Items from a figure collection:
— START —

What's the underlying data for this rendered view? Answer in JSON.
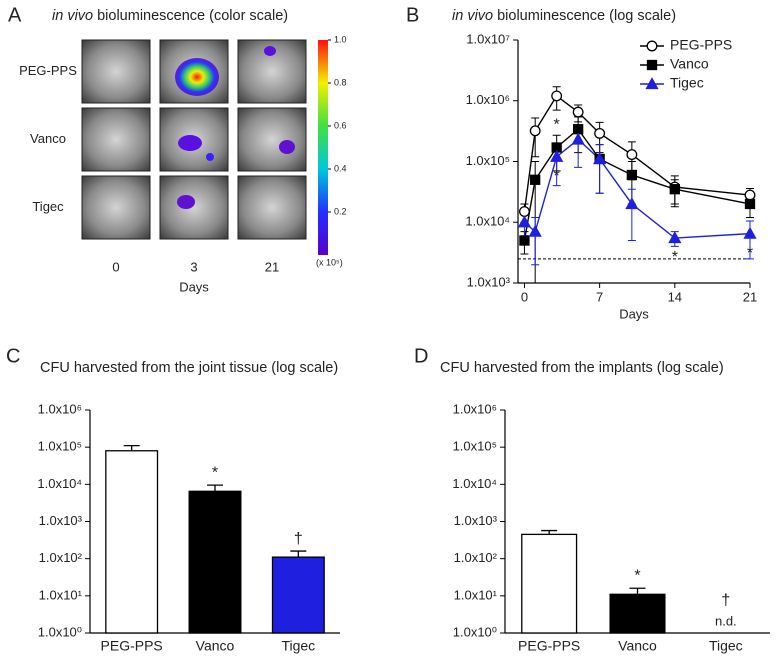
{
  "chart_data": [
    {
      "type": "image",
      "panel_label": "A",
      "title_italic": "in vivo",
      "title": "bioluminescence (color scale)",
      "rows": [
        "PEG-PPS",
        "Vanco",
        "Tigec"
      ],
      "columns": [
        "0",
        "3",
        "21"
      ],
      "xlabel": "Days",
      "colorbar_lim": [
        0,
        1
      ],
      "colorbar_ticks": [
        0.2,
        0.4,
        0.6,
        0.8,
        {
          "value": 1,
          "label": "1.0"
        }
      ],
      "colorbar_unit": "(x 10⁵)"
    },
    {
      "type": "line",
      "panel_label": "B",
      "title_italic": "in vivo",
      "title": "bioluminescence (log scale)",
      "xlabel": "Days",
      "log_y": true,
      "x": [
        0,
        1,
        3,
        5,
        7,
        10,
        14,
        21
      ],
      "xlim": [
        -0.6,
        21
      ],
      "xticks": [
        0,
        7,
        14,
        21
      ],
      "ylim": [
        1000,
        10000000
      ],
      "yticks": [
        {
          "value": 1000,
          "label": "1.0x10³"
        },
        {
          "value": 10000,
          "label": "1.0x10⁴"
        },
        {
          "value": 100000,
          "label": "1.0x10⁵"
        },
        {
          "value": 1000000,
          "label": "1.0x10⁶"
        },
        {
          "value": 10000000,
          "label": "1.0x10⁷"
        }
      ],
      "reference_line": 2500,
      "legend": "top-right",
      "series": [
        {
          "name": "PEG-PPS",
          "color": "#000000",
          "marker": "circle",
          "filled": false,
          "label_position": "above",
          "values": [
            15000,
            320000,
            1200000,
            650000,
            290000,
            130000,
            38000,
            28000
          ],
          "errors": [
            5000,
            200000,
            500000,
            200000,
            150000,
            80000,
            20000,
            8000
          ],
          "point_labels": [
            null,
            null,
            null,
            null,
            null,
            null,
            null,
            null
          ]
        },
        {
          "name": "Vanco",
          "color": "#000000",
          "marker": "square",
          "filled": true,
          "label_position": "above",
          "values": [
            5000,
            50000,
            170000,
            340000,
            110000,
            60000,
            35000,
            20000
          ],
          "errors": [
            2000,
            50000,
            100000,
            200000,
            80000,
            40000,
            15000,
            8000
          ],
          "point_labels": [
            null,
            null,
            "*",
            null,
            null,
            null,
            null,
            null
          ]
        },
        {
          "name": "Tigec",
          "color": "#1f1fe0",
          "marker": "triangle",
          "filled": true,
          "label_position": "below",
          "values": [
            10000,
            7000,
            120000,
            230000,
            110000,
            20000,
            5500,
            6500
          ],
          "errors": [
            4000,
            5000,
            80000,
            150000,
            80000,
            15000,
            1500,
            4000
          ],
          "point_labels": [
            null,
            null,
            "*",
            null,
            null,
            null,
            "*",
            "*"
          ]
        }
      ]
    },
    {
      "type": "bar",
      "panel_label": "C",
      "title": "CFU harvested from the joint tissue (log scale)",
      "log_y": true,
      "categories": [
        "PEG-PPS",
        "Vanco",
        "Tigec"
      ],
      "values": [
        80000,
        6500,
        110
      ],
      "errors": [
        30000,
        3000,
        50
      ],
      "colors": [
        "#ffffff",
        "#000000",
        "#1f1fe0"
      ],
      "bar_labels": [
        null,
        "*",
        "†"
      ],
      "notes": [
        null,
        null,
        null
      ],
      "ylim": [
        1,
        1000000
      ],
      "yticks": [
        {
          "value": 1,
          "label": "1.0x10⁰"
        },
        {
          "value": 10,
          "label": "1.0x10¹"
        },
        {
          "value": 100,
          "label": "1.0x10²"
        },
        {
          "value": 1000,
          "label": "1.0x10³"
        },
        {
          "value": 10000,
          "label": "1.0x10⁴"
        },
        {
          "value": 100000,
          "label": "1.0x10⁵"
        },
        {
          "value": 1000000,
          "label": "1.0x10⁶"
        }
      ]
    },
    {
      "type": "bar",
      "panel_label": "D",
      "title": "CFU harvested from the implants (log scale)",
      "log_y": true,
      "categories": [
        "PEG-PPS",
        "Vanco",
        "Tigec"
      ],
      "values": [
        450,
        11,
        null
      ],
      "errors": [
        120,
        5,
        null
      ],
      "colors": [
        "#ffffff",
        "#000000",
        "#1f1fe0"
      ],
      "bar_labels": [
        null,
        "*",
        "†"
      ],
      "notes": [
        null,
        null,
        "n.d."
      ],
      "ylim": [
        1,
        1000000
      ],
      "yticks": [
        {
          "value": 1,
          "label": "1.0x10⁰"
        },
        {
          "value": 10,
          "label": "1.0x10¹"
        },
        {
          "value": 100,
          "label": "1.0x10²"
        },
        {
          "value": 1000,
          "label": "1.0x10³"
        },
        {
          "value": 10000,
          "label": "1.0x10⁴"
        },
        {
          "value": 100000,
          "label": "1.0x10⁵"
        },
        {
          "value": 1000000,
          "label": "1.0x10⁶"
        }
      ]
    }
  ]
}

— END —
— START —

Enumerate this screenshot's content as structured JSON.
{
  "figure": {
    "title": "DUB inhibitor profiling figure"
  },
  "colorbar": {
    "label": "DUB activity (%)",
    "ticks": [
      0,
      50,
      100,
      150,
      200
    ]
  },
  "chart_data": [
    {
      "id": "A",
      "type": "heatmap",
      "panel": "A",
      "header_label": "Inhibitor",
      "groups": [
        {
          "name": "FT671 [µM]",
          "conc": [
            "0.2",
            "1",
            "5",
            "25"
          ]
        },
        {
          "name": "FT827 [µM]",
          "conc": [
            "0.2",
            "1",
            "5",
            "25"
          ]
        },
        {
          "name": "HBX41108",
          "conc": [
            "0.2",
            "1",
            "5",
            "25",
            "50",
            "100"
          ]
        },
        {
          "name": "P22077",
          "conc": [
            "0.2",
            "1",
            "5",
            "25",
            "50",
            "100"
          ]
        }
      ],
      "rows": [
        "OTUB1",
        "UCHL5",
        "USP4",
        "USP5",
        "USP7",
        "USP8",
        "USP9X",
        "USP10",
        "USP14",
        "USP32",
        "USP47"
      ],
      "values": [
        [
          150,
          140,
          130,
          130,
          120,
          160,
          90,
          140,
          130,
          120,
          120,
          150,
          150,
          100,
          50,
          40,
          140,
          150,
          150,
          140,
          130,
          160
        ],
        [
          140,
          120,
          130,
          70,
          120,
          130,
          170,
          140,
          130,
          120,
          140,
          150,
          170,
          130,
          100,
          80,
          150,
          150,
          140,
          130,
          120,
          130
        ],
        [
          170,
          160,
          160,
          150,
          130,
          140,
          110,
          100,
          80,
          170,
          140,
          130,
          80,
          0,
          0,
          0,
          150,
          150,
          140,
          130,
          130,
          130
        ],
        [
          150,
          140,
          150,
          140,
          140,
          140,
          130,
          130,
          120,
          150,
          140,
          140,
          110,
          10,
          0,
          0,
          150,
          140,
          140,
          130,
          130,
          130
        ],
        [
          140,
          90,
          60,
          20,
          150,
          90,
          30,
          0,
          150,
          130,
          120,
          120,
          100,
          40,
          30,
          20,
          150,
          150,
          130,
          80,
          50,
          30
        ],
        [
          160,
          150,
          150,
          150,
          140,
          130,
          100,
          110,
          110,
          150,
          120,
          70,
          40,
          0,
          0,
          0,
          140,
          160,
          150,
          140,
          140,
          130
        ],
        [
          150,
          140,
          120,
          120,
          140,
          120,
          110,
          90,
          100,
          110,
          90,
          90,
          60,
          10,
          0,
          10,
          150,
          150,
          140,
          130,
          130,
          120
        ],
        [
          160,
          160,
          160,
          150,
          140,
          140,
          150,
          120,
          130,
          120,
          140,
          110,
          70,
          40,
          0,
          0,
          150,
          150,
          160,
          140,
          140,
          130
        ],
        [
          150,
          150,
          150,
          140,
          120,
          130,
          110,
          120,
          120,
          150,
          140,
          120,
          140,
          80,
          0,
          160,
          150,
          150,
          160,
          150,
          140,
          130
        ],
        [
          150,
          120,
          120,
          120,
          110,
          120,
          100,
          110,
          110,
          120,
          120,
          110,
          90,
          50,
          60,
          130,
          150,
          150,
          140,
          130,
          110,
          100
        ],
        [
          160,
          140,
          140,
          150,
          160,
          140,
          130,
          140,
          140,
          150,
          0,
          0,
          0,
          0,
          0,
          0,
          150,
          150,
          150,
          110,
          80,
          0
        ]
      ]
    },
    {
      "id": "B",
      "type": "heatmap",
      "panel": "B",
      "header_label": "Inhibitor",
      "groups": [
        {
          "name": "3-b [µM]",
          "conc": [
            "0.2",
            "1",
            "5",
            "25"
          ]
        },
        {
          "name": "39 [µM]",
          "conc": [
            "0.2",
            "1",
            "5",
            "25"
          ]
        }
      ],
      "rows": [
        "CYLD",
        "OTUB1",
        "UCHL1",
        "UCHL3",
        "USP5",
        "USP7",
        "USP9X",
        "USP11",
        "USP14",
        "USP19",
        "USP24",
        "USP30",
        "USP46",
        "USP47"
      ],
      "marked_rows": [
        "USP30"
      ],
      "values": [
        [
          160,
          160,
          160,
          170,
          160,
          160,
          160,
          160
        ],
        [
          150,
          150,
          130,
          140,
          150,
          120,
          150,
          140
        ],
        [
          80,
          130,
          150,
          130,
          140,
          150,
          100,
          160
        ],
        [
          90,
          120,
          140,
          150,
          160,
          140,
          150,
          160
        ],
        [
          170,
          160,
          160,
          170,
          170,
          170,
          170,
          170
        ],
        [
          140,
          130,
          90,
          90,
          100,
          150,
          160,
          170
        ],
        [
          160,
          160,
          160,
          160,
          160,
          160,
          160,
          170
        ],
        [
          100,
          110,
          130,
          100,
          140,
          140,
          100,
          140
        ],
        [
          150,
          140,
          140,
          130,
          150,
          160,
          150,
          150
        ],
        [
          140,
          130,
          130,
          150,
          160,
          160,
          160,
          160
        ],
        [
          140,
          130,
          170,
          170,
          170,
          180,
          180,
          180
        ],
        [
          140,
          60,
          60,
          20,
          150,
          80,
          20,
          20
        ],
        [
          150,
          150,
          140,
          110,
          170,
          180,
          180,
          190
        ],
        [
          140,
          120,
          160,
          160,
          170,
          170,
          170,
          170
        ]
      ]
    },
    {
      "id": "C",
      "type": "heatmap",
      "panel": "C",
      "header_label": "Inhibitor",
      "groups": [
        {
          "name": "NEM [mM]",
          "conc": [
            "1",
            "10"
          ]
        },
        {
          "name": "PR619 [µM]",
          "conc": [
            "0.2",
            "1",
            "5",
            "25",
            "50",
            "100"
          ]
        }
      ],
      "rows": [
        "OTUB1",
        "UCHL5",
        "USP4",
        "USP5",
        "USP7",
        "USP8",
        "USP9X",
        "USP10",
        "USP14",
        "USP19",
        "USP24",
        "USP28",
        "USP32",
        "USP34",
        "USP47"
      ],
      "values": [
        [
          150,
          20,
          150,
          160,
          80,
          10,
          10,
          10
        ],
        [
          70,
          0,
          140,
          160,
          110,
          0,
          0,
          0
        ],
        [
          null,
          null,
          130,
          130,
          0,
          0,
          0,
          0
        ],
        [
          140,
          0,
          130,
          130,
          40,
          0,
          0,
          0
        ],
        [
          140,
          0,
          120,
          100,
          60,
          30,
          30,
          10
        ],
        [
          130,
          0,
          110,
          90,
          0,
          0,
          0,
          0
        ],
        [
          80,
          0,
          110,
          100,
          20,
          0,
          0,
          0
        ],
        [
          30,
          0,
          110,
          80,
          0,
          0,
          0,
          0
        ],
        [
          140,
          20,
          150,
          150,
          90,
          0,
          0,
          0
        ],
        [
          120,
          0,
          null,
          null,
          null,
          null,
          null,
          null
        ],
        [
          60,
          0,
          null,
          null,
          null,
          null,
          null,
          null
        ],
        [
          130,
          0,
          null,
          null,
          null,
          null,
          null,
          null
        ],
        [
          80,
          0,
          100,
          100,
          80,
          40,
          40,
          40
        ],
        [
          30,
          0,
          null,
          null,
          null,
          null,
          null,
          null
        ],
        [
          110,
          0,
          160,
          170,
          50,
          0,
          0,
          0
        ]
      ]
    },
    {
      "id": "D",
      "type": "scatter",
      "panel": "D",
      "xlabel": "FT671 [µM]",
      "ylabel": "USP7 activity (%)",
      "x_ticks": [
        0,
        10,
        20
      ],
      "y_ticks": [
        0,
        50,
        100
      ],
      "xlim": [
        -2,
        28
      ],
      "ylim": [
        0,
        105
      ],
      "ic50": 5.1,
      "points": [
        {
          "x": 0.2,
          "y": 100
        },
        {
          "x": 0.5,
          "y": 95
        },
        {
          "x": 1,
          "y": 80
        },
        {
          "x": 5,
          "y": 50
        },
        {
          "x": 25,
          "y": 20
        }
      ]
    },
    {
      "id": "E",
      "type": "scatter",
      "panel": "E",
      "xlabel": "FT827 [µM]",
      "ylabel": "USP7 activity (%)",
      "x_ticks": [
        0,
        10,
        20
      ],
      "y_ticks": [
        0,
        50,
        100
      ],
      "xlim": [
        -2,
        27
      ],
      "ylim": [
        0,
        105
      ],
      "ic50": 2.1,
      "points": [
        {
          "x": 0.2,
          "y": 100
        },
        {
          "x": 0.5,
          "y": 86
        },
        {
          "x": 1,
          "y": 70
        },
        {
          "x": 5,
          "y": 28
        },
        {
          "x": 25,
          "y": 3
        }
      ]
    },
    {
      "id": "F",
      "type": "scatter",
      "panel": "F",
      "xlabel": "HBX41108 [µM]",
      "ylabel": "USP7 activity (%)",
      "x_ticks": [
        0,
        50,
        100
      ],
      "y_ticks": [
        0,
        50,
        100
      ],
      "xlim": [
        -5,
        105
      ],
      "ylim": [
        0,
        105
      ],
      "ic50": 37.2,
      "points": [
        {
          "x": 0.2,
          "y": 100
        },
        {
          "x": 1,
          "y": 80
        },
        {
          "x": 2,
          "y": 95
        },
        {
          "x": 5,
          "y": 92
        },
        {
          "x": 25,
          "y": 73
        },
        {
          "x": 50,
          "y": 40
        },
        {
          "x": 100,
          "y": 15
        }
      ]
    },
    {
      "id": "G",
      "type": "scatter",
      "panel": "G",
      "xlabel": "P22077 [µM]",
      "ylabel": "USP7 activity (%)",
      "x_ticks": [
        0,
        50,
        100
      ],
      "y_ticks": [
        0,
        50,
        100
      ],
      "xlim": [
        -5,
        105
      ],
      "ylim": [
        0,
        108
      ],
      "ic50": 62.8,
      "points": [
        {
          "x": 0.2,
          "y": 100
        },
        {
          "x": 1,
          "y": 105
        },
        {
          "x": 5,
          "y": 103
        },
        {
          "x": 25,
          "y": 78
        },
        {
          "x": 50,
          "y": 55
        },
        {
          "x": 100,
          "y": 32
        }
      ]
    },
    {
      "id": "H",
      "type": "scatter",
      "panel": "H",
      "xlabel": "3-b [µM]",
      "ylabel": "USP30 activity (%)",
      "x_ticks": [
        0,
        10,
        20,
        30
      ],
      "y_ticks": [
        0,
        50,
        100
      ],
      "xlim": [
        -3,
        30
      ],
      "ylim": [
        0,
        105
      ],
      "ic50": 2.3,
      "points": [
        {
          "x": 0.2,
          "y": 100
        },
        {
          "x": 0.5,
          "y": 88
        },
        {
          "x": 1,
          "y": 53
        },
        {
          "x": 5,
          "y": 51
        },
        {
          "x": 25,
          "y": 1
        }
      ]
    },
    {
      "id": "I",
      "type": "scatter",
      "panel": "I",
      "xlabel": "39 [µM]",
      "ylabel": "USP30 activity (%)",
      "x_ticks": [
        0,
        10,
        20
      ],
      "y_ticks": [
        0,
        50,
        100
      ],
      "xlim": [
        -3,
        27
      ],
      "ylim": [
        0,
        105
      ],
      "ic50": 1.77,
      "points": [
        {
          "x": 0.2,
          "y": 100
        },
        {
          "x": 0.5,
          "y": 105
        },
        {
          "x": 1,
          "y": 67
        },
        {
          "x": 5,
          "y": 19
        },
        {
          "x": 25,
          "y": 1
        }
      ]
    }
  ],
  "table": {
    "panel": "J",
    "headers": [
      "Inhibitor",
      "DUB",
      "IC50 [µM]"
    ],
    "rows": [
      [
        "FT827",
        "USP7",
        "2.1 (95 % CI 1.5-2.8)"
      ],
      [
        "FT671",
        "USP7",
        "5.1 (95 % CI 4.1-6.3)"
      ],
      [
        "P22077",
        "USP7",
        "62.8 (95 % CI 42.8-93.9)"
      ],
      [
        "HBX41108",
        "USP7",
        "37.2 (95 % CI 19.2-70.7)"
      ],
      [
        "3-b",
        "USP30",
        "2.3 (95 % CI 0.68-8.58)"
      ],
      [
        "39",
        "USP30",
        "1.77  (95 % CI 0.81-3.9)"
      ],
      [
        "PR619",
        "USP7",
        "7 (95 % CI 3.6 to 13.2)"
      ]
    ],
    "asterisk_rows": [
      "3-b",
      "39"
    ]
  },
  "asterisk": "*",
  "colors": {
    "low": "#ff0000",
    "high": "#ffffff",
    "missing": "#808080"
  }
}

— END —

Report the number of lines that contain "xlabel", with no other words.

> _THE REPLY_
8